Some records
* * * * * * * * *

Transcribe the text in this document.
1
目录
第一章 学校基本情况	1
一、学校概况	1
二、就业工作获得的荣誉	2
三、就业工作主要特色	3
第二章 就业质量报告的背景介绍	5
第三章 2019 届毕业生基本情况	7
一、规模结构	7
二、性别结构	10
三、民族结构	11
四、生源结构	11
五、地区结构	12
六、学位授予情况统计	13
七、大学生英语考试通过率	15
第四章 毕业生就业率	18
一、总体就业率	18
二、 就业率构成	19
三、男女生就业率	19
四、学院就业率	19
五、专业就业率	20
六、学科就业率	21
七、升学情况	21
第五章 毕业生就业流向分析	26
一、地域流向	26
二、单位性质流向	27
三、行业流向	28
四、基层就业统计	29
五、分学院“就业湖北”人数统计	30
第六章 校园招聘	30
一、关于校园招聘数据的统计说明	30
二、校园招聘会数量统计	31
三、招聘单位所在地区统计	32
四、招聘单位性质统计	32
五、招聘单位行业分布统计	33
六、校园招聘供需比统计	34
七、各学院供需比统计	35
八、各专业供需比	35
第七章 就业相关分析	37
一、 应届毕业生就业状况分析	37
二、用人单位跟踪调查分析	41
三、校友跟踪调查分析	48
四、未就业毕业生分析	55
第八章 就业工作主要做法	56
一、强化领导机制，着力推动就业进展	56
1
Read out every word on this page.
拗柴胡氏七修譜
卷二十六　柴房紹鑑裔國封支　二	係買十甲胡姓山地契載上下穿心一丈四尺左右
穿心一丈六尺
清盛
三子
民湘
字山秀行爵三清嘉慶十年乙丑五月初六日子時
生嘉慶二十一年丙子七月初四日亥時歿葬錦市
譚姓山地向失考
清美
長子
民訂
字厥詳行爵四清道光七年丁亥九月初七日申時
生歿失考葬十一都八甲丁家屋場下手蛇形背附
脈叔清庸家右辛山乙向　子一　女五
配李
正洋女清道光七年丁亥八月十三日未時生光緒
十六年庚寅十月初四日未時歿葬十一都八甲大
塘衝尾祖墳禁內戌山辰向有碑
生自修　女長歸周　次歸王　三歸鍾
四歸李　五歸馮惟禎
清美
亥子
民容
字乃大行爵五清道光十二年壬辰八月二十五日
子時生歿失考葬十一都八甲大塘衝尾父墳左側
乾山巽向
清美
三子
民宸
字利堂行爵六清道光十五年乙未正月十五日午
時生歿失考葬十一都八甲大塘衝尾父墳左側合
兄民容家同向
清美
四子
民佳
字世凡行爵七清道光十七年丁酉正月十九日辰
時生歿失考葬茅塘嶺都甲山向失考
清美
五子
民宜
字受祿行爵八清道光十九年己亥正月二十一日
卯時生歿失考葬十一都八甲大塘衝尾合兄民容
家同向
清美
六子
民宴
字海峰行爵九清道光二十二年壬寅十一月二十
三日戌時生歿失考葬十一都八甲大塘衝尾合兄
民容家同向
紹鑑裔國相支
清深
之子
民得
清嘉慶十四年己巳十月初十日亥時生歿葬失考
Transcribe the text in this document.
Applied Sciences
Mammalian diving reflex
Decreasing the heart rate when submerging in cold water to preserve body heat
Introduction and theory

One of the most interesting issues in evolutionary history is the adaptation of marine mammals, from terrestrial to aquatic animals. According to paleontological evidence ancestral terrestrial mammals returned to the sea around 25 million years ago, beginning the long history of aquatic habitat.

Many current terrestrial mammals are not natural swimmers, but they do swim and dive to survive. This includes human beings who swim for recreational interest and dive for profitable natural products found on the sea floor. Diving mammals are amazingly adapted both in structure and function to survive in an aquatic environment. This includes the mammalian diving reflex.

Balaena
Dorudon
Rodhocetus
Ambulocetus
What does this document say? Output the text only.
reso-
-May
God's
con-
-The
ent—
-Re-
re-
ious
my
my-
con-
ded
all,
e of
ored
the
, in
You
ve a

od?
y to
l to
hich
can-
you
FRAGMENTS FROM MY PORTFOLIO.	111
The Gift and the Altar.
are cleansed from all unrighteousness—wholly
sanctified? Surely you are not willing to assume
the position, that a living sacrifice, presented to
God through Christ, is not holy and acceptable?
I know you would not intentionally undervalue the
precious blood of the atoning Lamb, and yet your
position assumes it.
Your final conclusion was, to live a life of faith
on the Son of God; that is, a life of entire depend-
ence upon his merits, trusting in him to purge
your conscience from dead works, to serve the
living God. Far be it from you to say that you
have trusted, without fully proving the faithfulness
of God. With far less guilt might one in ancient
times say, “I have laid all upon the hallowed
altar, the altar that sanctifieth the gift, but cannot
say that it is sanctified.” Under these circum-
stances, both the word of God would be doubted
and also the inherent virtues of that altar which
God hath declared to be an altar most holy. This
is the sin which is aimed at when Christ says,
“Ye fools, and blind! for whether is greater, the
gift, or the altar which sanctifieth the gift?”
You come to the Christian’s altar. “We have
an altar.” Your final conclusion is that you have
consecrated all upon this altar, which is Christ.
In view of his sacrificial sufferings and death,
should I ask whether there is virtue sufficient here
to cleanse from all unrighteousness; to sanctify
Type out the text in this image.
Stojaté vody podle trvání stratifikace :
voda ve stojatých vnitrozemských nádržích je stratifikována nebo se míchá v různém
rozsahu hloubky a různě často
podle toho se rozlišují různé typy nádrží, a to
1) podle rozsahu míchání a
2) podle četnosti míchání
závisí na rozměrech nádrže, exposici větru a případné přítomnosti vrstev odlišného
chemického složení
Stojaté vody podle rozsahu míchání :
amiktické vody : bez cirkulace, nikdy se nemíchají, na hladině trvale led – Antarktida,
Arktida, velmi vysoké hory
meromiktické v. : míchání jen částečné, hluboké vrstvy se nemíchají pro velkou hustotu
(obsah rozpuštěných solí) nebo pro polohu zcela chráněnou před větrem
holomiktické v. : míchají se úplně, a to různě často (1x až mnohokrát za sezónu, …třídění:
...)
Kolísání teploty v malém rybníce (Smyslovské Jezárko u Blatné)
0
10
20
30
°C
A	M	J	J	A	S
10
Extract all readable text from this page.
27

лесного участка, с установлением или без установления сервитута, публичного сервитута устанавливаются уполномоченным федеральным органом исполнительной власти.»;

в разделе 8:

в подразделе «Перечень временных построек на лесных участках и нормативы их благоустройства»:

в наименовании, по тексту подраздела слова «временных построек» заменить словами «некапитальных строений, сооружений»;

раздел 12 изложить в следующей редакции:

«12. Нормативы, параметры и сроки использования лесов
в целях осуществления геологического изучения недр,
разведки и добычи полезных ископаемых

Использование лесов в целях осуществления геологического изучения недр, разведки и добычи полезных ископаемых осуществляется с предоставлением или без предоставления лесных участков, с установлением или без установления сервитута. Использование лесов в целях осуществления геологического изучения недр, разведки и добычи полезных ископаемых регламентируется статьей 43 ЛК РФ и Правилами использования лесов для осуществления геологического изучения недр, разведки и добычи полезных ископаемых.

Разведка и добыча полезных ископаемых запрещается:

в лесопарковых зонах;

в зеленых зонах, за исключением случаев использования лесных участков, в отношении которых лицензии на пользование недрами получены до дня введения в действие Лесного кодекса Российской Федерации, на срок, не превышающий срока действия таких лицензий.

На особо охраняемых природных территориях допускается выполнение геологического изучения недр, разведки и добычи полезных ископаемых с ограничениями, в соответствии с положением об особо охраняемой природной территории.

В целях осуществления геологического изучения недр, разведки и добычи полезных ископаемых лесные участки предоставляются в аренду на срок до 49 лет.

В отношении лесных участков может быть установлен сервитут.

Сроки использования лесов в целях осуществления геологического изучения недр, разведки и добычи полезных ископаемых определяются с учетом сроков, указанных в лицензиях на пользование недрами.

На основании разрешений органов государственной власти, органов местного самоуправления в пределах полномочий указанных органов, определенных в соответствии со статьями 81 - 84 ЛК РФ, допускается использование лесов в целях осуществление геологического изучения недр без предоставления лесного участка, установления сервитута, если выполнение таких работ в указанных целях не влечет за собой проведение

* * * * * * * * *

-- Written problem --
Check each line above for "reflex" and return the ones that have it.

-- Right answer --
Mammalian diving reflex
Many current terrestrial mammals are not natural swimmers, but they do swim and dive to survive. This includes human beings who swim for recreational interest and dive for profitable natural products found on the sea floor. Diving mammals are amazingly adapted both in structure and function to survive in an aquatic environment. This includes the mammalian diving reflex.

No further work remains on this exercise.